»»
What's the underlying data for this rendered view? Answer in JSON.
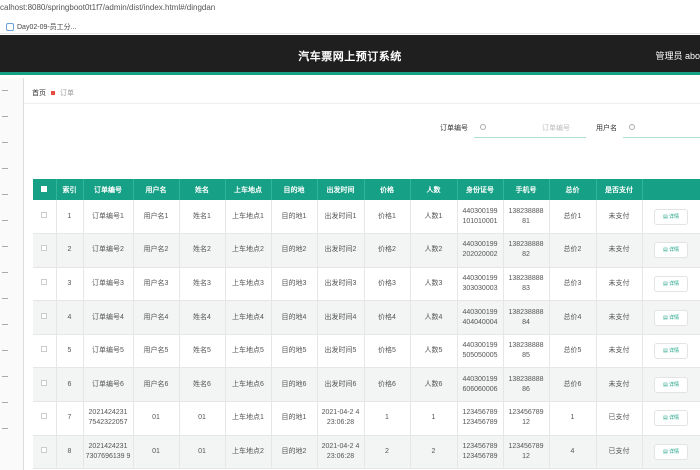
{
  "browser": {
    "url": "calhost:8080/springboot0t1f7/admin/dist/index.html#/dingdan",
    "tab_label": "Day02-09-员工分..."
  },
  "header": {
    "title": "汽车票网上预订系统",
    "user": "管理员 abo"
  },
  "breadcrumb": {
    "home": "首页",
    "current": "订单"
  },
  "search": {
    "order_label": "订单编号",
    "order_placeholder": "订单编号",
    "user_label": "用户名"
  },
  "table": {
    "columns": [
      "索引",
      "订单编号",
      "用户名",
      "姓名",
      "上车地点",
      "目的地",
      "出发时间",
      "价格",
      "人数",
      "身份证号",
      "手机号",
      "总价",
      "是否支付"
    ],
    "detail_label": "详情",
    "rows": [
      [
        "1",
        "订单编号1",
        "用户名1",
        "姓名1",
        "上车地点1",
        "目的地1",
        "出发时间1",
        "价格1",
        "人数1",
        "440300199 101010001",
        "138238888 81",
        "总价1",
        "未支付"
      ],
      [
        "2",
        "订单编号2",
        "用户名2",
        "姓名2",
        "上车地点2",
        "目的地2",
        "出发时间2",
        "价格2",
        "人数2",
        "440300199 202020002",
        "138238888 82",
        "总价2",
        "未支付"
      ],
      [
        "3",
        "订单编号3",
        "用户名3",
        "姓名3",
        "上车地点3",
        "目的地3",
        "出发时间3",
        "价格3",
        "人数3",
        "440300199 303030003",
        "138238888 83",
        "总价3",
        "未支付"
      ],
      [
        "4",
        "订单编号4",
        "用户名4",
        "姓名4",
        "上车地点4",
        "目的地4",
        "出发时间4",
        "价格4",
        "人数4",
        "440300199 404040004",
        "138238888 84",
        "总价4",
        "未支付"
      ],
      [
        "5",
        "订单编号5",
        "用户名5",
        "姓名5",
        "上车地点5",
        "目的地5",
        "出发时间5",
        "价格5",
        "人数5",
        "440300199 505050005",
        "138238888 85",
        "总价5",
        "未支付"
      ],
      [
        "6",
        "订单编号6",
        "用户名6",
        "姓名6",
        "上车地点6",
        "目的地6",
        "出发时间6",
        "价格6",
        "人数6",
        "440300199 606060006",
        "138238888 86",
        "总价6",
        "未支付"
      ],
      [
        "7",
        "2021424231 7542322057",
        "01",
        "01",
        "上车地点1",
        "目的地1",
        "2021-04-2 4 23:06:28",
        "1",
        "1",
        "123456789 123456789",
        "123456789 12",
        "1",
        "已支付"
      ],
      [
        "8",
        "2021424231 7307696139 9",
        "01",
        "01",
        "上车地点2",
        "目的地2",
        "2021-04-2 4 23:06:28",
        "2",
        "2",
        "123456789 123456789",
        "123456789 12",
        "4",
        "已支付"
      ]
    ]
  }
}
««
• **AIM OF THE TASK**:
Without the pictures, repeat the listing above exactly.

• **WRITTEN RESPONSE**:
What's the underlying data for this rendered view? Answer in JSON.
{
  "browser": {
    "url": "calhost:8080/springboot0t1f7/admin/dist/index.html#/dingdan",
    "tab_label": "Day02-09-员工分..."
  },
  "header": {
    "title": "汽车票网上预订系统",
    "user": "管理员 abo"
  },
  "breadcrumb": {
    "home": "首页",
    "current": "订单"
  },
  "search": {
    "order_label": "订单编号",
    "order_placeholder": "订单编号",
    "user_label": "用户名"
  },
  "table": {
    "columns": [
      "索引",
      "订单编号",
      "用户名",
      "姓名",
      "上车地点",
      "目的地",
      "出发时间",
      "价格",
      "人数",
      "身份证号",
      "手机号",
      "总价",
      "是否支付"
    ],
    "detail_label": "详情",
    "rows": [
      [
        "1",
        "订单编号1",
        "用户名1",
        "姓名1",
        "上车地点1",
        "目的地1",
        "出发时间1",
        "价格1",
        "人数1",
        "440300199 101010001",
        "138238888 81",
        "总价1",
        "未支付"
      ],
      [
        "2",
        "订单编号2",
        "用户名2",
        "姓名2",
        "上车地点2",
        "目的地2",
        "出发时间2",
        "价格2",
        "人数2",
        "440300199 202020002",
        "138238888 82",
        "总价2",
        "未支付"
      ],
      [
        "3",
        "订单编号3",
        "用户名3",
        "姓名3",
        "上车地点3",
        "目的地3",
        "出发时间3",
        "价格3",
        "人数3",
        "440300199 303030003",
        "138238888 83",
        "总价3",
        "未支付"
      ],
      [
        "4",
        "订单编号4",
        "用户名4",
        "姓名4",
        "上车地点4",
        "目的地4",
        "出发时间4",
        "价格4",
        "人数4",
        "440300199 404040004",
        "138238888 84",
        "总价4",
        "未支付"
      ],
      [
        "5",
        "订单编号5",
        "用户名5",
        "姓名5",
        "上车地点5",
        "目的地5",
        "出发时间5",
        "价格5",
        "人数5",
        "440300199 505050005",
        "138238888 85",
        "总价5",
        "未支付"
      ],
      [
        "6",
        "订单编号6",
        "用户名6",
        "姓名6",
        "上车地点6",
        "目的地6",
        "出发时间6",
        "价格6",
        "人数6",
        "440300199 606060006",
        "138238888 86",
        "总价6",
        "未支付"
      ],
      [
        "7",
        "2021424231 7542322057",
        "01",
        "01",
        "上车地点1",
        "目的地1",
        "2021-04-2 4 23:06:28",
        "1",
        "1",
        "123456789 123456789",
        "123456789 12",
        "1",
        "已支付"
      ],
      [
        "8",
        "2021424231 7307696139 9",
        "01",
        "01",
        "上车地点2",
        "目的地2",
        "2021-04-2 4 23:06:28",
        "2",
        "2",
        "123456789 123456789",
        "123456789 12",
        "4",
        "已支付"
      ]
    ]
  }
}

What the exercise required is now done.